Entries provided:
▶

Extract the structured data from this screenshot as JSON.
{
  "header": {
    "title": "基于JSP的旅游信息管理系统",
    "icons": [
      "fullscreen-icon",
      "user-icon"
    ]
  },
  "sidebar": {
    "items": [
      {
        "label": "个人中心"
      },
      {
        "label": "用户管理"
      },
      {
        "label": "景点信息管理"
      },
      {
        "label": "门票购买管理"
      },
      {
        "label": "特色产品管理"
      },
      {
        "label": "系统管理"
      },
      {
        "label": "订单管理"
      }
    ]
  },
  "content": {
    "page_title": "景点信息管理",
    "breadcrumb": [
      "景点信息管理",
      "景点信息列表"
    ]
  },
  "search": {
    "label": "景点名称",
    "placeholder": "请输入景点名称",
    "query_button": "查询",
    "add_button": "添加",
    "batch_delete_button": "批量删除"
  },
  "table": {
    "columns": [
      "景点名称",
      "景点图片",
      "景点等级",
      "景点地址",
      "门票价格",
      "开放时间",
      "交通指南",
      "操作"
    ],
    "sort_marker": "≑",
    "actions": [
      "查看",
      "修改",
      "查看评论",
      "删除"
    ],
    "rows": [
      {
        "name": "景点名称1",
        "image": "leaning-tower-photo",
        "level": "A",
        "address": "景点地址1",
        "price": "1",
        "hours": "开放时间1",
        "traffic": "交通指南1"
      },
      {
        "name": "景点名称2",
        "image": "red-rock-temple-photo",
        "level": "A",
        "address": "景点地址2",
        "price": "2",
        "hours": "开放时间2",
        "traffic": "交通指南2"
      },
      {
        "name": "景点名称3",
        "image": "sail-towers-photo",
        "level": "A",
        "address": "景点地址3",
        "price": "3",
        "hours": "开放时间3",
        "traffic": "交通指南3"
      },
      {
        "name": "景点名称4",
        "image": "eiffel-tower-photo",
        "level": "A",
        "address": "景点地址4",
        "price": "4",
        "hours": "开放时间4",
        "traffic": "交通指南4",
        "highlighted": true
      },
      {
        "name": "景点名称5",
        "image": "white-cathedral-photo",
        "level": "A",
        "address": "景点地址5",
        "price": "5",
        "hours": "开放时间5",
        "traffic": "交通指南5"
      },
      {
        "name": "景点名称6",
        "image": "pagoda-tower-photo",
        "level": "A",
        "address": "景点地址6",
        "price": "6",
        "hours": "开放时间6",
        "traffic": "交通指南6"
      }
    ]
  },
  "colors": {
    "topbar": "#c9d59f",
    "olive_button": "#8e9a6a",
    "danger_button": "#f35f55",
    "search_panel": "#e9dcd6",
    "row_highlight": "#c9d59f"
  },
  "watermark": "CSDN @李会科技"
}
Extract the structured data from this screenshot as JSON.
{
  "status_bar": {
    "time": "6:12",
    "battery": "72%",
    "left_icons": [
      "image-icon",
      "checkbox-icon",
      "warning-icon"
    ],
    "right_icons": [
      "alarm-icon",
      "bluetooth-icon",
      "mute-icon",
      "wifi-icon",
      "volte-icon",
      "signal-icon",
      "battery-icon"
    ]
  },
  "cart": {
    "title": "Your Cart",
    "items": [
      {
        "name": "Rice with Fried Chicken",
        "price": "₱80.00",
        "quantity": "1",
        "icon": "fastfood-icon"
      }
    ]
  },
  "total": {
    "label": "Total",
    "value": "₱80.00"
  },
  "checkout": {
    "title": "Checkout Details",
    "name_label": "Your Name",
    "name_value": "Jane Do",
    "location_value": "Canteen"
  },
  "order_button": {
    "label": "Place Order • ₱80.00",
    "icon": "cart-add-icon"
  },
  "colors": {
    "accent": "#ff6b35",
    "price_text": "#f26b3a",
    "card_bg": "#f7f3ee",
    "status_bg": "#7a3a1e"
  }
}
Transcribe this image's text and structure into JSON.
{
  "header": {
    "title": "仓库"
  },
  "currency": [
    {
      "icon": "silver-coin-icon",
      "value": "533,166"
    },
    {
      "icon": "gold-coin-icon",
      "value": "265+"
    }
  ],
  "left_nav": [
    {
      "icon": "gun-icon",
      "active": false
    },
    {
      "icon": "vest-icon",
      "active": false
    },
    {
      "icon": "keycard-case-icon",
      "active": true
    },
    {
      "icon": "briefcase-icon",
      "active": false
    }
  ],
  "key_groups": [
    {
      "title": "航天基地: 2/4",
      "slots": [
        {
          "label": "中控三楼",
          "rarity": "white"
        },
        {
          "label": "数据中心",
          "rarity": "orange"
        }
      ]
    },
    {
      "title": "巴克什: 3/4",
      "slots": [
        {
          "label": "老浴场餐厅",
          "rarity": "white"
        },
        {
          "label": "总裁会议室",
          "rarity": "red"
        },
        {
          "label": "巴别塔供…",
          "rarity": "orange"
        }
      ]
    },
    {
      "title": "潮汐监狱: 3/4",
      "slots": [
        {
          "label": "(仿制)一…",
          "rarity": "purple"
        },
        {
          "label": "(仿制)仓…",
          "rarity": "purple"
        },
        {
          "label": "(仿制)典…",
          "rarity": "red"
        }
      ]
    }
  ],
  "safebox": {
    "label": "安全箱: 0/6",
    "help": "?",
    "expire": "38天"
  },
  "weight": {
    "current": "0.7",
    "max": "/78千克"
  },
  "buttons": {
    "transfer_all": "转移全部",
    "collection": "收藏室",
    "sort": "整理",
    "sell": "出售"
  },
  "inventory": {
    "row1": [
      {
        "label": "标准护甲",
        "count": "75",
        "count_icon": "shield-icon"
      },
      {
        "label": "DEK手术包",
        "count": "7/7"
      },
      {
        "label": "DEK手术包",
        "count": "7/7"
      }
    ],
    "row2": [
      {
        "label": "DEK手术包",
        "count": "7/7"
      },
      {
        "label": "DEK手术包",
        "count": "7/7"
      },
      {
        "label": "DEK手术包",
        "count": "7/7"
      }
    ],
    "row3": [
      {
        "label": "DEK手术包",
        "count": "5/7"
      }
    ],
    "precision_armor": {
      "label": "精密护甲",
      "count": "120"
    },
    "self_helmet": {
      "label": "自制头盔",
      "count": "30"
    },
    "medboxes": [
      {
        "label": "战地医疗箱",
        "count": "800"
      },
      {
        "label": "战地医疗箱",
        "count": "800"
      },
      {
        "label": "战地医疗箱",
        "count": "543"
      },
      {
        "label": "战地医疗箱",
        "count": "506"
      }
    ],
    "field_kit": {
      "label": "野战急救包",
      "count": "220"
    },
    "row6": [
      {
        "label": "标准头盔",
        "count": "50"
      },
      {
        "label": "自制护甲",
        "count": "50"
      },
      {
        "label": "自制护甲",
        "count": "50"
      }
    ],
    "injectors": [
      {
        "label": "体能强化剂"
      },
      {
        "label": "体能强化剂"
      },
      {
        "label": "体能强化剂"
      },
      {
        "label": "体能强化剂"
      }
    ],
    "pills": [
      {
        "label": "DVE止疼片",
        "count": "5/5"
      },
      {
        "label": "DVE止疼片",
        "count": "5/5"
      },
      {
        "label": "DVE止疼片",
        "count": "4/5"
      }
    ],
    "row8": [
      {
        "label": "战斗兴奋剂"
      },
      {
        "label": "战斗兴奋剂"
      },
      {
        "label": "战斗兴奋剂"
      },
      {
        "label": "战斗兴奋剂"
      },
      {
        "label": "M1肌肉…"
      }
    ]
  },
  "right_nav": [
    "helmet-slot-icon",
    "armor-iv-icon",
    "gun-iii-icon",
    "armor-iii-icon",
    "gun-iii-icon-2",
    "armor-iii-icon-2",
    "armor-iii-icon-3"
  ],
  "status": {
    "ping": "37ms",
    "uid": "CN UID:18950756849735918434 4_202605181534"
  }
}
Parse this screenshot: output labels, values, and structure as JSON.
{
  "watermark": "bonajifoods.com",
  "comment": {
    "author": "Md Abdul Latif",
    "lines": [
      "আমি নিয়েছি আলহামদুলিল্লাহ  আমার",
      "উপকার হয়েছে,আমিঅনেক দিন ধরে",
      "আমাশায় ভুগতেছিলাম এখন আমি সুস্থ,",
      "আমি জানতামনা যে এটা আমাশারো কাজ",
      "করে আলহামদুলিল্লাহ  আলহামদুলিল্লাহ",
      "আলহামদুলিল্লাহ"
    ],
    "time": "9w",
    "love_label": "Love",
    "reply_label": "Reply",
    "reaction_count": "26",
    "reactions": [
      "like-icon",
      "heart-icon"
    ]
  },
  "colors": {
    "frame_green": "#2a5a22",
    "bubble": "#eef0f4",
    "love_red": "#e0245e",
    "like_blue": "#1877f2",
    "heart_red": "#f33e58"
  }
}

◀

Exercise aim:
What is the number of lines in the records that contain the string "景点信息管理"? Give only that number.

Exercise solution:
3